◆ **TASK DESCRIPTION**
Consider the data that follows and state how many lines contain the string "they", using the number alone.

------------------------------------------------

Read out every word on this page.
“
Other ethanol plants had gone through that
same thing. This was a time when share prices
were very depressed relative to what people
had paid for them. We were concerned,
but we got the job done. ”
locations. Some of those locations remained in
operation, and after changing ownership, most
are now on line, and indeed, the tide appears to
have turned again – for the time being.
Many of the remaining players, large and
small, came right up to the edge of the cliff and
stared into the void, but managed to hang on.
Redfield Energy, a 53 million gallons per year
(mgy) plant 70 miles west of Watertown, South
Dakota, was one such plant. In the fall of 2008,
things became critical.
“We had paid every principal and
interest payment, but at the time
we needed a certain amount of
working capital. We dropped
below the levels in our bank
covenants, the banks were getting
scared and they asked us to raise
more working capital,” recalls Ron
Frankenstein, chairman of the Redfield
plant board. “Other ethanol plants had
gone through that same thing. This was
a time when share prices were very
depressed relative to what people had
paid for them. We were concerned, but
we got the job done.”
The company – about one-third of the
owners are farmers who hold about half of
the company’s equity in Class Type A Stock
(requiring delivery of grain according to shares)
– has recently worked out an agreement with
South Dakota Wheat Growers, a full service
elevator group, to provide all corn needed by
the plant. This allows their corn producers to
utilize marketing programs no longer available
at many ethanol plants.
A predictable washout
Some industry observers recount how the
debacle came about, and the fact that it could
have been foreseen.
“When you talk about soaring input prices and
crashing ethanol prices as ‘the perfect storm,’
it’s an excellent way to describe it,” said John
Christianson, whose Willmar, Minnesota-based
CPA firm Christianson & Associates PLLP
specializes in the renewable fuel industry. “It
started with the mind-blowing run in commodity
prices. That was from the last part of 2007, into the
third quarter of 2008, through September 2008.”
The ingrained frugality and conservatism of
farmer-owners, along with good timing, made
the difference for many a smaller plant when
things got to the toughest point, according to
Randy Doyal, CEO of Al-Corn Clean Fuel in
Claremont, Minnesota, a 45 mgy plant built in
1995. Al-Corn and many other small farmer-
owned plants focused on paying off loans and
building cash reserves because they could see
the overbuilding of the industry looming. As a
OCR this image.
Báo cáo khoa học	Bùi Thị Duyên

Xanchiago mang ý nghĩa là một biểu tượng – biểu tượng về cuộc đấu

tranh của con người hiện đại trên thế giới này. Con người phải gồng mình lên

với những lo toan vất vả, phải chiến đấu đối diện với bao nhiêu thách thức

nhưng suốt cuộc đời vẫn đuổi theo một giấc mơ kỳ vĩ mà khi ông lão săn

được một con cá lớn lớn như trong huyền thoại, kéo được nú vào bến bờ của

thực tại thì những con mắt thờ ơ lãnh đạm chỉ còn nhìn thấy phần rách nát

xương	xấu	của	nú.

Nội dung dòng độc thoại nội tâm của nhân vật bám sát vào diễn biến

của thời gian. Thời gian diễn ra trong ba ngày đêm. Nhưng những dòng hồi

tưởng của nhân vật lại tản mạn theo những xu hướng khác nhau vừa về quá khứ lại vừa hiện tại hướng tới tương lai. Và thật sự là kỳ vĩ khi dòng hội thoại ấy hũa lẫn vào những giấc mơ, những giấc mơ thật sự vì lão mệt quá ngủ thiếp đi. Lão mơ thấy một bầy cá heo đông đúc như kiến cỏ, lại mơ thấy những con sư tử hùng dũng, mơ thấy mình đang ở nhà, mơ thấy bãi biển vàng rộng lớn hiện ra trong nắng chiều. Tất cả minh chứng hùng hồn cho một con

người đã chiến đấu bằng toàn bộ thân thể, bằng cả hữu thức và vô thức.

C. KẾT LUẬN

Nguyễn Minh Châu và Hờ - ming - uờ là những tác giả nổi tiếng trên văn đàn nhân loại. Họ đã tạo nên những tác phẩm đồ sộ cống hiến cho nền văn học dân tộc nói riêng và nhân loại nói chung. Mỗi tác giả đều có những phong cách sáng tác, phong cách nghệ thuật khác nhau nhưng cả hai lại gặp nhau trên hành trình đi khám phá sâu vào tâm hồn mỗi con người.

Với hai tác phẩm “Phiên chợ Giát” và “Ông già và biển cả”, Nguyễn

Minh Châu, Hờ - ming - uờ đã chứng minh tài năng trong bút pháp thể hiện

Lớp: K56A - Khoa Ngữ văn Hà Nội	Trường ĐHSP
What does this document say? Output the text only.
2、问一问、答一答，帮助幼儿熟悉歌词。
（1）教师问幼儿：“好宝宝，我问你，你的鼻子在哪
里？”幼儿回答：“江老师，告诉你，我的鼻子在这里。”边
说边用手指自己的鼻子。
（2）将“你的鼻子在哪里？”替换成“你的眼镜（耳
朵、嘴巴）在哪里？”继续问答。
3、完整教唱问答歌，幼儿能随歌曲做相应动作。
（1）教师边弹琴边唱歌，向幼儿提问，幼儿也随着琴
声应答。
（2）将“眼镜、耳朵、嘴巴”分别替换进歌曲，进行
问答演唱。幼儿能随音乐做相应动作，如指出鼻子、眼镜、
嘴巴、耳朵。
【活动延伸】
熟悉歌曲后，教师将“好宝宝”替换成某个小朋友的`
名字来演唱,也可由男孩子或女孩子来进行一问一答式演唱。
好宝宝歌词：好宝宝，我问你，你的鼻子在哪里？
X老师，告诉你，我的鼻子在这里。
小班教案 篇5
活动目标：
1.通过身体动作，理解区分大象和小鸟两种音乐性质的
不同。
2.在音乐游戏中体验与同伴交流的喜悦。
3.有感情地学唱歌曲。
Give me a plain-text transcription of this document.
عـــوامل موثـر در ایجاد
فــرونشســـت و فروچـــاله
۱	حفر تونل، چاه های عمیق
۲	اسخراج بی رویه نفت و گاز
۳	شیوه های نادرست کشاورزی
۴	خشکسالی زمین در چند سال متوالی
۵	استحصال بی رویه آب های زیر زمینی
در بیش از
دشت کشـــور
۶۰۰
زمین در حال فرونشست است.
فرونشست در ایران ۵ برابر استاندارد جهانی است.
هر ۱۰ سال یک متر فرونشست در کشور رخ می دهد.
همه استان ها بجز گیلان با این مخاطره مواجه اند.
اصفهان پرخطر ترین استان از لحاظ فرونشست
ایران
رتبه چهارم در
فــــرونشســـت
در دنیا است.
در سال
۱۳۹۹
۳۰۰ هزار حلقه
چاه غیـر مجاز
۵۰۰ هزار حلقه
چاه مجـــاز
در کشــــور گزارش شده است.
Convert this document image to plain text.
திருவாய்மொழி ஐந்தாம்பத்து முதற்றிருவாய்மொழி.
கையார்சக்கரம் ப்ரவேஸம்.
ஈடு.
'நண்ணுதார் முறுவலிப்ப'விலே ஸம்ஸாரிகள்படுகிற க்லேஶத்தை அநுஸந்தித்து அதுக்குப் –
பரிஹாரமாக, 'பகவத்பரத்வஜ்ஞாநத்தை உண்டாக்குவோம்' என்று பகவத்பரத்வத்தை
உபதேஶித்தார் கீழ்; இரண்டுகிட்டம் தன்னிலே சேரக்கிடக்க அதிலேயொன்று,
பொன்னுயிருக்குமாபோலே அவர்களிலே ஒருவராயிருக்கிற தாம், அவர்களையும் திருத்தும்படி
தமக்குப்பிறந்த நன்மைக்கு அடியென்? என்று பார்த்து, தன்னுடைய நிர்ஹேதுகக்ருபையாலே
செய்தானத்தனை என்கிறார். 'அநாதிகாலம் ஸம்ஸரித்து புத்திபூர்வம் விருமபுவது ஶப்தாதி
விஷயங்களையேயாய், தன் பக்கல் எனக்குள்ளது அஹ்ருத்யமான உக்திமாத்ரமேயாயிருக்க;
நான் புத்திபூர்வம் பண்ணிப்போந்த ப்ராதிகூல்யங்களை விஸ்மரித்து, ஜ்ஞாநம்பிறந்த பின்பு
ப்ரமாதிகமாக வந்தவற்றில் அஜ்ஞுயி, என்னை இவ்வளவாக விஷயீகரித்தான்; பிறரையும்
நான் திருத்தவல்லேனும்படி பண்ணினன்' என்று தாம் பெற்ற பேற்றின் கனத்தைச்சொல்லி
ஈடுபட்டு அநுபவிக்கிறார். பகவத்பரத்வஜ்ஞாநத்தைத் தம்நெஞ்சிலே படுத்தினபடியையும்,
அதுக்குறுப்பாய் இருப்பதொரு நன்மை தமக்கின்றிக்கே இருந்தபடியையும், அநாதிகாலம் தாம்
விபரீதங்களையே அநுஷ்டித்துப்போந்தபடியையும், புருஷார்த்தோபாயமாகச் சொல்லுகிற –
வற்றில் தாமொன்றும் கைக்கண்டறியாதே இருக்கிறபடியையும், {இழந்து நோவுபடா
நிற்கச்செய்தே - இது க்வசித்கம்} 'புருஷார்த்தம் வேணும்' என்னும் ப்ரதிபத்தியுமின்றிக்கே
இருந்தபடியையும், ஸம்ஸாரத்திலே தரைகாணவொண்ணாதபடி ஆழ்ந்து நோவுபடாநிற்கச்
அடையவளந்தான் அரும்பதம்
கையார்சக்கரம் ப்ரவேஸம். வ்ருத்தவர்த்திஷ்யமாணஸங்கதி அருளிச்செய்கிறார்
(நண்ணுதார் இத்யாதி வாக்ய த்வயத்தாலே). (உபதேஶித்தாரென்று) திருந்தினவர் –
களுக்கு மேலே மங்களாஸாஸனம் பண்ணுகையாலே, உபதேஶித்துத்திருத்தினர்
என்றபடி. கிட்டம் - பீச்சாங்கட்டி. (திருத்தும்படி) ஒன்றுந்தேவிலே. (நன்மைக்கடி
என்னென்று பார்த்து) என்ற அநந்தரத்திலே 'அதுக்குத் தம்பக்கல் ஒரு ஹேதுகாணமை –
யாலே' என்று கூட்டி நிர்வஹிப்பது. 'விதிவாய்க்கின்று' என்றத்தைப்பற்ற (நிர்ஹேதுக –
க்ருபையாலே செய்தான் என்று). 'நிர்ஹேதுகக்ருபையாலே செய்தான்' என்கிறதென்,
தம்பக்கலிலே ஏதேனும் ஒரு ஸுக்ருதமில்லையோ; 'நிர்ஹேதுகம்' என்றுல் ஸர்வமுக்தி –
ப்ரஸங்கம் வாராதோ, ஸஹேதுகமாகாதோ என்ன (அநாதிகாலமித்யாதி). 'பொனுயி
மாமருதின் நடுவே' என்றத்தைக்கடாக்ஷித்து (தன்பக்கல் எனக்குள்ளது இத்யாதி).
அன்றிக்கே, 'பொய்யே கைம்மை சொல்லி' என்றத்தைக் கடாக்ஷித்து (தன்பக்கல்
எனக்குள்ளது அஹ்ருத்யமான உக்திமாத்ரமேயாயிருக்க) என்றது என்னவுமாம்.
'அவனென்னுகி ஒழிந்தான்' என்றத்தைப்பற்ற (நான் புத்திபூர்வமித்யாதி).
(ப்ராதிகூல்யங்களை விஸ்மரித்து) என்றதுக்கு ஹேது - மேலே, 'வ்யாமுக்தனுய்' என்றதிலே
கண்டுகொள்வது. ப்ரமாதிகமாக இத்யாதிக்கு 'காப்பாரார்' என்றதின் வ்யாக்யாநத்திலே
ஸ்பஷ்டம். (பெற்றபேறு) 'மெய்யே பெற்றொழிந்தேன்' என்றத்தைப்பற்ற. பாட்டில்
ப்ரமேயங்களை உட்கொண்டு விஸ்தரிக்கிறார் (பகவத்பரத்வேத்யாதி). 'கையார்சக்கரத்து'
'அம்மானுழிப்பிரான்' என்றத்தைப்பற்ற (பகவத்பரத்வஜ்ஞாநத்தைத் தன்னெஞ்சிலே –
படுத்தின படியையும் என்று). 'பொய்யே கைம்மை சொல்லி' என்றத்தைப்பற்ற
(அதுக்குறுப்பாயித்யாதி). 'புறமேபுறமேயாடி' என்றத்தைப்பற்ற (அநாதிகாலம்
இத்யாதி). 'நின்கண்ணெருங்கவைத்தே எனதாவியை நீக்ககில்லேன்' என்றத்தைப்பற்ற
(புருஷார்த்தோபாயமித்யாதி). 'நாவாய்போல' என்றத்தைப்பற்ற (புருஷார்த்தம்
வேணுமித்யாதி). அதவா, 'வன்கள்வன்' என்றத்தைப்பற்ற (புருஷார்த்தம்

------------------------------------------------

◆ **WRITTEN ANSWER**
2